* [Records to process]
— START —
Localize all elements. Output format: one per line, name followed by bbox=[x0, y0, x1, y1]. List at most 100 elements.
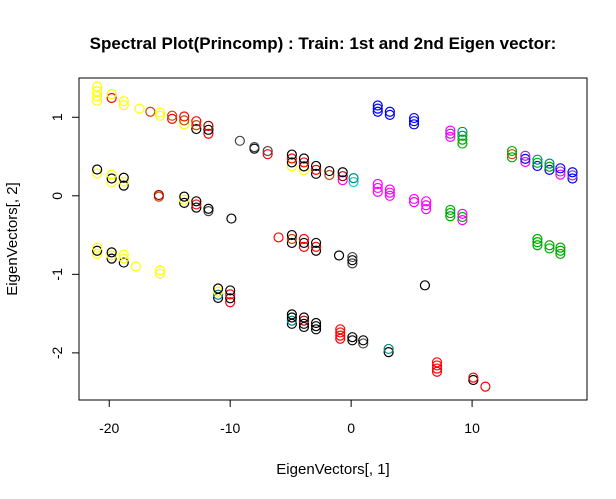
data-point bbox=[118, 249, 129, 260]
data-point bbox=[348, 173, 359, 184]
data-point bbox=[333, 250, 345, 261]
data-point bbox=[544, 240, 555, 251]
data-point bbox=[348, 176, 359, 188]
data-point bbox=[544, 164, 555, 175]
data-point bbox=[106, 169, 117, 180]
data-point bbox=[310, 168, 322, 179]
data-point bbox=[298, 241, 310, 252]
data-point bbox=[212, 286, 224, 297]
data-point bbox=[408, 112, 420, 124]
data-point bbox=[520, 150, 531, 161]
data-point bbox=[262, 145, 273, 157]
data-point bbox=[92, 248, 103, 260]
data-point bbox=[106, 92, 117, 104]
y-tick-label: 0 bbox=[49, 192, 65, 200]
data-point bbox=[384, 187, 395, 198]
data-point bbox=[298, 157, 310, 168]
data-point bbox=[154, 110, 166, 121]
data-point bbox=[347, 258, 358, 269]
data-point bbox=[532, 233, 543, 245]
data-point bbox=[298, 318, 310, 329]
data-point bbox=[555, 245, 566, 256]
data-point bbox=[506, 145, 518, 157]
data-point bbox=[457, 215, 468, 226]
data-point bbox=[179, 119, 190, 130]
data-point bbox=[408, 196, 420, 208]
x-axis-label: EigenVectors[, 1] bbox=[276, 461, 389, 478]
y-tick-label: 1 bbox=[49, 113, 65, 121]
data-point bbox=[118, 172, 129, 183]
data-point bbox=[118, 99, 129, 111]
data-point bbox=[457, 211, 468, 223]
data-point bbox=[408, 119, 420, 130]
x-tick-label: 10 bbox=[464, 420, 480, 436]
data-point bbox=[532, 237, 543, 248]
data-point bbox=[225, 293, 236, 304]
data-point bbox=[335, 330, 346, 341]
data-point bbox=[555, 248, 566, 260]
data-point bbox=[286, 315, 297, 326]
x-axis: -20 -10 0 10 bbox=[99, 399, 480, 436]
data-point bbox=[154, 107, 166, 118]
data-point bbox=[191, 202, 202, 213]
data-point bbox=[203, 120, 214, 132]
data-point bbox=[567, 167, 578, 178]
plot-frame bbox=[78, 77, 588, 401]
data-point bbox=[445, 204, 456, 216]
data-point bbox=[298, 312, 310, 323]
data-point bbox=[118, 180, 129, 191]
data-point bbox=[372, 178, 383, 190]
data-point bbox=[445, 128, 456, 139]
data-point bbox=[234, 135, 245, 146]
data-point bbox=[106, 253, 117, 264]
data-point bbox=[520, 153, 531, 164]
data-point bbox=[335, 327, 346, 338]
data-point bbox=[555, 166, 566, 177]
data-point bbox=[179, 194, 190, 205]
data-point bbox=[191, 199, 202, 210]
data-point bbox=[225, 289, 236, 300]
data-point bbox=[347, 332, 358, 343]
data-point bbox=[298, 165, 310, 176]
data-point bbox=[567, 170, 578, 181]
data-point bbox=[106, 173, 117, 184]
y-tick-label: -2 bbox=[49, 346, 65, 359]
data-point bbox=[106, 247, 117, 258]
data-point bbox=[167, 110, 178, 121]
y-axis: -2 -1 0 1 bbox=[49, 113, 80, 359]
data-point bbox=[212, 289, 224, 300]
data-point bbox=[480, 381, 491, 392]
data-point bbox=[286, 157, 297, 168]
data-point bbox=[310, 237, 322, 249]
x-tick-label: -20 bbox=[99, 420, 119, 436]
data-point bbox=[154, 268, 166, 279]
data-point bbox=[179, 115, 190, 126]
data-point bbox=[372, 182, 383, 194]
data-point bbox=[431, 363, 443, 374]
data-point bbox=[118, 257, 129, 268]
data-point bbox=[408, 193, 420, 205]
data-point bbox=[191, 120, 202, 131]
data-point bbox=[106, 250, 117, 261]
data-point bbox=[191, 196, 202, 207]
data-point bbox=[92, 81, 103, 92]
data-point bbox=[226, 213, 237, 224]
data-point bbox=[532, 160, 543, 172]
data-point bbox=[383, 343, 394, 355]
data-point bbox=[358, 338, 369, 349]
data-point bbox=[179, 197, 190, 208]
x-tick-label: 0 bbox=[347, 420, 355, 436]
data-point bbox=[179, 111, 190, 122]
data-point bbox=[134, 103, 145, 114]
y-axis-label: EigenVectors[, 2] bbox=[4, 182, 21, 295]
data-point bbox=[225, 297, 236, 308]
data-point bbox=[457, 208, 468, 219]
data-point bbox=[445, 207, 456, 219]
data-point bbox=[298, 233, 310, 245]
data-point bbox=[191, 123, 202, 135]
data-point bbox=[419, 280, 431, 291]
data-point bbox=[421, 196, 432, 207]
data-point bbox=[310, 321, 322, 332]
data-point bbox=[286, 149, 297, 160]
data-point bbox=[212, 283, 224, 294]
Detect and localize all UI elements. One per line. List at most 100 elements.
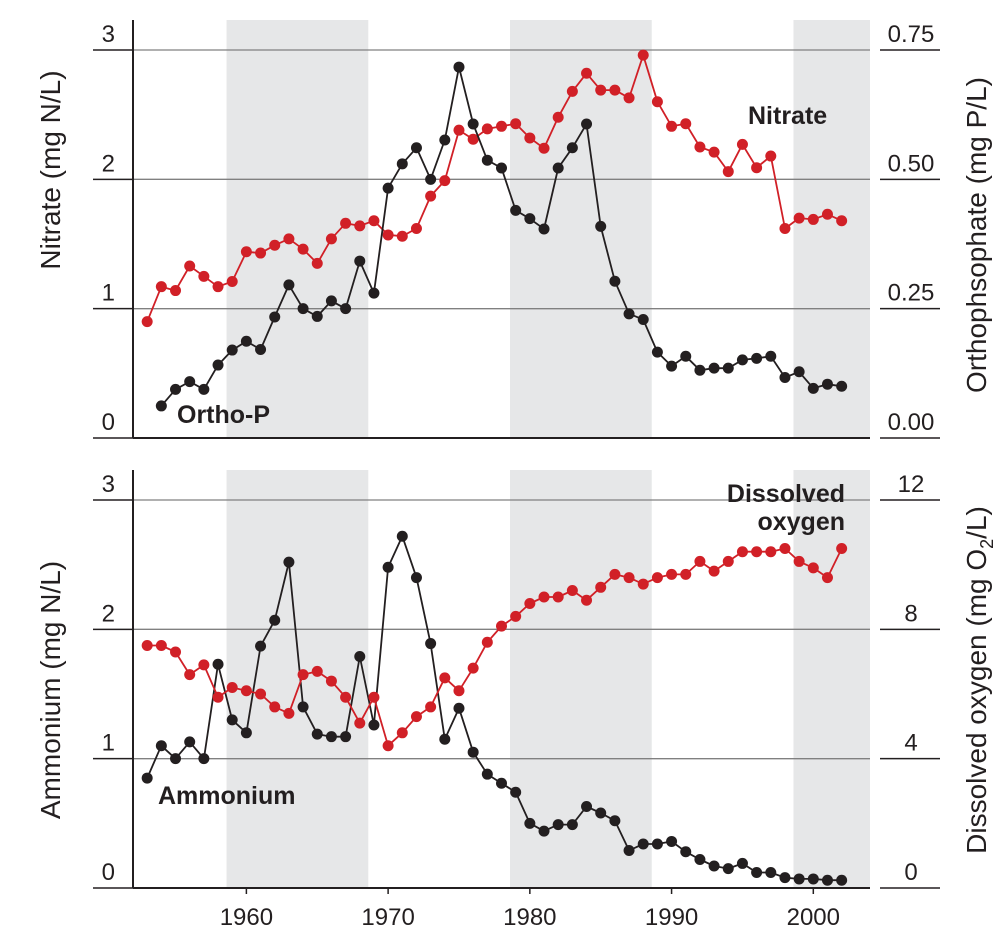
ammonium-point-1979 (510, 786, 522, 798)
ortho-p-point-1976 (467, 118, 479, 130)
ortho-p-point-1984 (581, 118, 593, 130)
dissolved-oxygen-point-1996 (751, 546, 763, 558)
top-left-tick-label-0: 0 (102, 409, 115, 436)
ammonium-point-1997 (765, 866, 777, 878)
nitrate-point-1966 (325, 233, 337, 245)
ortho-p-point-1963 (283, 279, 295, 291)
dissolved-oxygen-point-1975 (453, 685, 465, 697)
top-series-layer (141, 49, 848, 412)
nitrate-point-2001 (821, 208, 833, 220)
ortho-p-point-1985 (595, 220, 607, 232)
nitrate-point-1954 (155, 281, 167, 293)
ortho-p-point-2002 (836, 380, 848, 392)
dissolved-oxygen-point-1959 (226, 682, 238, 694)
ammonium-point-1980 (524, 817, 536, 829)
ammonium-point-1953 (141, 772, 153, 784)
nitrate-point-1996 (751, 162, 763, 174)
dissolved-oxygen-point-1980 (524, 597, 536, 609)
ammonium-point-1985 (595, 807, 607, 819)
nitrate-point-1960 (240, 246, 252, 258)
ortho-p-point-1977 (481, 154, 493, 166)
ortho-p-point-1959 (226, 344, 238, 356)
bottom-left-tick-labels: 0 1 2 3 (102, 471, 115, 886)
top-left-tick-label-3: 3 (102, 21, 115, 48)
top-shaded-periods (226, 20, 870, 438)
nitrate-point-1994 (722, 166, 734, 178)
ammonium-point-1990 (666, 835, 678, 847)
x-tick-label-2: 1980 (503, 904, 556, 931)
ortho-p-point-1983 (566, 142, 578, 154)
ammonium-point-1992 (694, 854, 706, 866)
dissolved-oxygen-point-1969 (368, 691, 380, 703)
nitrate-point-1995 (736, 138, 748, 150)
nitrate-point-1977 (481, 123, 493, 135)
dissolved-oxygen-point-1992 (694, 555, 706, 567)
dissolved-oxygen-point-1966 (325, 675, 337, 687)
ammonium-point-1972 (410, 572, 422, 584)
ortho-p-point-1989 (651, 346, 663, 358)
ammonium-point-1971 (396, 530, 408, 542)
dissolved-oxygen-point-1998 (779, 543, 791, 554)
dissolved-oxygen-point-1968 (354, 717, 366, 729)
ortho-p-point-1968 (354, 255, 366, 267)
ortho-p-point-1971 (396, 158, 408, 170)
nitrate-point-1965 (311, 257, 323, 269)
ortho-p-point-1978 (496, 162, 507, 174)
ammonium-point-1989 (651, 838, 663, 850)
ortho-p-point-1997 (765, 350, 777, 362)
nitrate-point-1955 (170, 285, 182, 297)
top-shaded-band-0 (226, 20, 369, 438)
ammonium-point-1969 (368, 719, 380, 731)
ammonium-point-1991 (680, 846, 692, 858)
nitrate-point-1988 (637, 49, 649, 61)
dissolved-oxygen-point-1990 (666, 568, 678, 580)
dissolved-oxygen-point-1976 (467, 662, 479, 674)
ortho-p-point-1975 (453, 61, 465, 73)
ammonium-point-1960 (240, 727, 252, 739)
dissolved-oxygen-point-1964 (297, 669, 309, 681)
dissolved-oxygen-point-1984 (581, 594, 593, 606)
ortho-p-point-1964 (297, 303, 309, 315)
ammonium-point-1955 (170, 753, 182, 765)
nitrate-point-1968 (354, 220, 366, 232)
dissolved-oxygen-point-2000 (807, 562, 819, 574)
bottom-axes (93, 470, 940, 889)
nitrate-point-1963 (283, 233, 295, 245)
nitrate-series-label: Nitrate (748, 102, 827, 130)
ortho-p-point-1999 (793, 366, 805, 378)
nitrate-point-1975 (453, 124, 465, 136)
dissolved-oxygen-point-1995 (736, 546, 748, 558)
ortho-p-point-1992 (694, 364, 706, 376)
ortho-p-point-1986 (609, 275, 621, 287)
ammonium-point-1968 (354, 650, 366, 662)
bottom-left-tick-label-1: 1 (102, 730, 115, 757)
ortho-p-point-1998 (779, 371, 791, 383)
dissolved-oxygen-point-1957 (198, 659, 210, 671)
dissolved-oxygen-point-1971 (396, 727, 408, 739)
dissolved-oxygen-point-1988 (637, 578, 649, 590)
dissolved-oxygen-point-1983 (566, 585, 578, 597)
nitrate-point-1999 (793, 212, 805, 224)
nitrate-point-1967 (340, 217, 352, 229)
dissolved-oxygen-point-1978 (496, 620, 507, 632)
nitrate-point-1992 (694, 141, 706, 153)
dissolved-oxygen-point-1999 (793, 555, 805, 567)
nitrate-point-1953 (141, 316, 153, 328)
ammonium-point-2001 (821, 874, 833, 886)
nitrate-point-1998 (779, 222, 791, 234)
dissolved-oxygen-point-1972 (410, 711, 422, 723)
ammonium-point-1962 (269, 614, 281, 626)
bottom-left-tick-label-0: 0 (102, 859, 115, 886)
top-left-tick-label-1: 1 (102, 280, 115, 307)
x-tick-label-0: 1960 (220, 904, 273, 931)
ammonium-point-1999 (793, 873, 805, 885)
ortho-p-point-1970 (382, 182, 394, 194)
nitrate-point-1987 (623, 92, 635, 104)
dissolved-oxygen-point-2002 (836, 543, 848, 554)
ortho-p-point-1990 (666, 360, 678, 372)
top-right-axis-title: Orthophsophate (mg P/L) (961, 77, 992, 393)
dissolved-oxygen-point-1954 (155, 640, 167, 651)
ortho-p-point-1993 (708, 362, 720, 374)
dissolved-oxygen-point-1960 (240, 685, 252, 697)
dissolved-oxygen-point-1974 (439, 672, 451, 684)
— END —
* [Exercise description]
Copy everything in the listing from the line containing "data-point bbox=[118, 249, 129, 260]" down to the line containing "data-point bbox=[347, 258, 358, 269]", substituting "vertical-tick-label" for "y-tick-label" and changing nothing else.

* [Output for this exercise]
data-point bbox=[118, 249, 129, 260]
data-point bbox=[348, 173, 359, 184]
data-point bbox=[333, 250, 345, 261]
data-point bbox=[544, 240, 555, 251]
data-point bbox=[348, 176, 359, 188]
data-point bbox=[544, 164, 555, 175]
data-point bbox=[106, 169, 117, 180]
data-point bbox=[310, 168, 322, 179]
data-point bbox=[298, 241, 310, 252]
data-point bbox=[212, 286, 224, 297]
data-point bbox=[408, 112, 420, 124]
data-point bbox=[520, 150, 531, 161]
data-point bbox=[262, 145, 273, 157]
data-point bbox=[92, 248, 103, 260]
data-point bbox=[106, 92, 117, 104]
vertical-tick-label: 0 bbox=[49, 192, 65, 200]
data-point bbox=[384, 187, 395, 198]
data-point bbox=[298, 157, 310, 168]
data-point bbox=[154, 110, 166, 121]
data-point bbox=[347, 258, 358, 269]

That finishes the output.